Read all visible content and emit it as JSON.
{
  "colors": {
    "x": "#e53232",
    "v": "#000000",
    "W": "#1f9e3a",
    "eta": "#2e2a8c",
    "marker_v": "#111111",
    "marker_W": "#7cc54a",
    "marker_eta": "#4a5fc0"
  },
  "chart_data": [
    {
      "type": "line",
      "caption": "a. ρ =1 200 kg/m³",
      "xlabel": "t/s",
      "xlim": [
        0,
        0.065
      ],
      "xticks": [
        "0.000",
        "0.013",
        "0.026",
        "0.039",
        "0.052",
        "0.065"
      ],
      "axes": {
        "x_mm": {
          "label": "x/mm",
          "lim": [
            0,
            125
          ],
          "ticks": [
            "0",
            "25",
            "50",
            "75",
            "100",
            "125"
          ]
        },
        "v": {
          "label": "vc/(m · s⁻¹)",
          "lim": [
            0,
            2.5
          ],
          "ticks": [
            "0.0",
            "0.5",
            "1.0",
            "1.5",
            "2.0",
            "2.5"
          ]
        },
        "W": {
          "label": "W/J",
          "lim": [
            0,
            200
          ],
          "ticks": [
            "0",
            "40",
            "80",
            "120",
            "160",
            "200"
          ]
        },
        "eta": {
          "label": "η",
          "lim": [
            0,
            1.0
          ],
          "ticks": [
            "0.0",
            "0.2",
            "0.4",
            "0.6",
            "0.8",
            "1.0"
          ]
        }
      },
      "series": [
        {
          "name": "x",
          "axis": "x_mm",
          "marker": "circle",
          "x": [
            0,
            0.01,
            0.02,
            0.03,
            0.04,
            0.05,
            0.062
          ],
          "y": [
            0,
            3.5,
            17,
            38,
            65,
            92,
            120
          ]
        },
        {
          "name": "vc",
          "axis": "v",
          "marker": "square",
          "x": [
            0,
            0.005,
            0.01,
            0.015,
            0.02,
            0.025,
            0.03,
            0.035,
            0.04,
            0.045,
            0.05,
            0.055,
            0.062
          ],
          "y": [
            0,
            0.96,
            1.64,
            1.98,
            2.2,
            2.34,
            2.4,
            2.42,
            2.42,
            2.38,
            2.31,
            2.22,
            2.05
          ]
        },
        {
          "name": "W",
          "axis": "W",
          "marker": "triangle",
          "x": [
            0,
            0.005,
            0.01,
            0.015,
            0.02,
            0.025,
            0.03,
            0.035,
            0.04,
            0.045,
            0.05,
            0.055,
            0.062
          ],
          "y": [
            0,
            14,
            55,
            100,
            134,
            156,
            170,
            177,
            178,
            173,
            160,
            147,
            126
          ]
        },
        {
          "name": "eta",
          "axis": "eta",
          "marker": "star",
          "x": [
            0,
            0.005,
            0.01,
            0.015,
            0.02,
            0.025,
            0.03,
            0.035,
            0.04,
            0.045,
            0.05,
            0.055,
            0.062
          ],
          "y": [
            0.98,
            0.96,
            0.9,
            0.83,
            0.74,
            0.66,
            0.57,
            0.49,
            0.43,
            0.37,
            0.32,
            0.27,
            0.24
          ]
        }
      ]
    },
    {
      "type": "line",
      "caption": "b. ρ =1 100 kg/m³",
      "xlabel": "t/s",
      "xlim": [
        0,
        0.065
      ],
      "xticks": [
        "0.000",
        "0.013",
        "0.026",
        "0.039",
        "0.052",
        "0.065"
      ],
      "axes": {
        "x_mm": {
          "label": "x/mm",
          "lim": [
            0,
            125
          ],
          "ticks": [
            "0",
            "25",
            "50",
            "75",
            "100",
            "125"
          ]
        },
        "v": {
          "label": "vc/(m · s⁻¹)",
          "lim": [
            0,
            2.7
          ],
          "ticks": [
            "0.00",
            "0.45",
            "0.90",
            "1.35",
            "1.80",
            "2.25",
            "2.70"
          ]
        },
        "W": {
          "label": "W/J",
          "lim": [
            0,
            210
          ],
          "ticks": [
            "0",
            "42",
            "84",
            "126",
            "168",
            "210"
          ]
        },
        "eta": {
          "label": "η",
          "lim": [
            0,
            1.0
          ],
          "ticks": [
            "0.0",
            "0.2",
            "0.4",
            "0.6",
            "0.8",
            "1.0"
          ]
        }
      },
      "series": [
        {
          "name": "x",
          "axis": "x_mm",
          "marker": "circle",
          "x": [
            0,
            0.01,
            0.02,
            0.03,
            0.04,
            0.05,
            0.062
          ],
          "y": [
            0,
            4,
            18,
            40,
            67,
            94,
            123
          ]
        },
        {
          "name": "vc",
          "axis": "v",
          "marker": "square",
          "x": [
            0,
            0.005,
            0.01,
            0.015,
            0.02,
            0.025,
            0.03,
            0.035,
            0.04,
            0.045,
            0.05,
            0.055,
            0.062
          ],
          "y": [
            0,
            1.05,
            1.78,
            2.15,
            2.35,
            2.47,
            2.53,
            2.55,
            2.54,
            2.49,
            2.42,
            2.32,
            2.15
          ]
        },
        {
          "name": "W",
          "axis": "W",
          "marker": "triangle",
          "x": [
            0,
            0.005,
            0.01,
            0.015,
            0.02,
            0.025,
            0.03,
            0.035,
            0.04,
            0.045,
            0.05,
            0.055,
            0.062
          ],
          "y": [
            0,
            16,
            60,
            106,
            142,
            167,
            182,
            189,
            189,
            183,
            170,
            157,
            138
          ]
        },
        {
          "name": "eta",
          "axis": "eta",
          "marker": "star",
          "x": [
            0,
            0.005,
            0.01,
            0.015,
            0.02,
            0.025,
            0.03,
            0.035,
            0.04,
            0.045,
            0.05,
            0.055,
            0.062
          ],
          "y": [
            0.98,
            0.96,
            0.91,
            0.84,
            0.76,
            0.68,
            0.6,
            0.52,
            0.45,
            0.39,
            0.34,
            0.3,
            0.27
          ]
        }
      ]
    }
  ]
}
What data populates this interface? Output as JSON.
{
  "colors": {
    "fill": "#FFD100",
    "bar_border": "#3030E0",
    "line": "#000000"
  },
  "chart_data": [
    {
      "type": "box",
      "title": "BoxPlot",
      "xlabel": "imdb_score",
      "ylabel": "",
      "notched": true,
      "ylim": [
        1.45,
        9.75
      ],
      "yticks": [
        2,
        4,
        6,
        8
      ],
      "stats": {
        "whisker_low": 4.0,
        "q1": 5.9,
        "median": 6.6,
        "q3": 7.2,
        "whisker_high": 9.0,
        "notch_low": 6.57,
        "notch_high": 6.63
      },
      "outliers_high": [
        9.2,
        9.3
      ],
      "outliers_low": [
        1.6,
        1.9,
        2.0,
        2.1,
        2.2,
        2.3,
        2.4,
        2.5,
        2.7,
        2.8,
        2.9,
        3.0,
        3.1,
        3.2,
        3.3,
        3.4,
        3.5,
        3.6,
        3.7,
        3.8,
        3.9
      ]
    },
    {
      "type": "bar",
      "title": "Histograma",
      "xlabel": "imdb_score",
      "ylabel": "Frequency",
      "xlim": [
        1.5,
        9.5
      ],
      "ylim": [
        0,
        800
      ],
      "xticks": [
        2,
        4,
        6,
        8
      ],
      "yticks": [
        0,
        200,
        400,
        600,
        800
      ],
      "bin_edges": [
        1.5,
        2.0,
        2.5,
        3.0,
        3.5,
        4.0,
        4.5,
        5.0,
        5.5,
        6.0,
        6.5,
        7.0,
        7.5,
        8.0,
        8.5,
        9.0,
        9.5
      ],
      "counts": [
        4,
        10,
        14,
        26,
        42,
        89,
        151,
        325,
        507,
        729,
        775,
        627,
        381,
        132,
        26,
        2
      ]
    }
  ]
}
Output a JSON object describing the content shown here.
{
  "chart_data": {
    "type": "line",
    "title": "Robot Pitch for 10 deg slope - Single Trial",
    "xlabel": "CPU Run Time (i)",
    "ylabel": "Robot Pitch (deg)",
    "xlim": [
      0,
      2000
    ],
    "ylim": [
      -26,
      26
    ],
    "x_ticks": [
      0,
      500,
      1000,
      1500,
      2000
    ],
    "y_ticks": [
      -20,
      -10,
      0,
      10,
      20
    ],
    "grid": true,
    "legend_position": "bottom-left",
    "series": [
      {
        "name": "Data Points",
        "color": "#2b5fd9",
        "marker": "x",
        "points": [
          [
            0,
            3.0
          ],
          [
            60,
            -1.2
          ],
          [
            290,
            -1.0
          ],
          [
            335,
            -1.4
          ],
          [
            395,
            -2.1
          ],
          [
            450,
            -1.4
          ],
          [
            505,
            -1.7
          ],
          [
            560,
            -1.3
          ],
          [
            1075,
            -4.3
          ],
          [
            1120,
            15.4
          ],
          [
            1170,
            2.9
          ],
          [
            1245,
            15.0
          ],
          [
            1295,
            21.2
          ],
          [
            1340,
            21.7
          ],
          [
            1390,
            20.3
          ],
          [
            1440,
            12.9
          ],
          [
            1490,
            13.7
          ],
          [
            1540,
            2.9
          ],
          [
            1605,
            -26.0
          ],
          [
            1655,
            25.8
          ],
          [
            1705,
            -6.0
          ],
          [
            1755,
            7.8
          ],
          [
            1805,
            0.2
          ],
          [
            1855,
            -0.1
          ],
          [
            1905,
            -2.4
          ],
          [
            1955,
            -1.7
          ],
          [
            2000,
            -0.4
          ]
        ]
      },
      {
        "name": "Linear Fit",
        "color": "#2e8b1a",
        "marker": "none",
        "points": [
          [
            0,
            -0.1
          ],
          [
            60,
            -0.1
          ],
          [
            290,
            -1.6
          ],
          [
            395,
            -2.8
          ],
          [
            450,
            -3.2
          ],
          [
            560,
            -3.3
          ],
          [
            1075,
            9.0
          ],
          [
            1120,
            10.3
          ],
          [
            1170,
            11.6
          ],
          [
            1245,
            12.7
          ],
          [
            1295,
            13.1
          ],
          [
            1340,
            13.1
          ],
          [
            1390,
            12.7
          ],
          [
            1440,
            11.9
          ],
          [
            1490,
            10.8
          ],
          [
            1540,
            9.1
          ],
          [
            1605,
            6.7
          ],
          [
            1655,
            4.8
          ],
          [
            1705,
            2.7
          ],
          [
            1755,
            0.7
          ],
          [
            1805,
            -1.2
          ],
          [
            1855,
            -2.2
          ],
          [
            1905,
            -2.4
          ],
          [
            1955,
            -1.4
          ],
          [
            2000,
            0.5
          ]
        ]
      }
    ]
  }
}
════════════════════
REQUEST — Select and copy every line from the records that includes the word "type".

RESPONSE —
      "type": "line",
      "type": "line",
      "type": "box",
      "type": "bar",
    "type": "line",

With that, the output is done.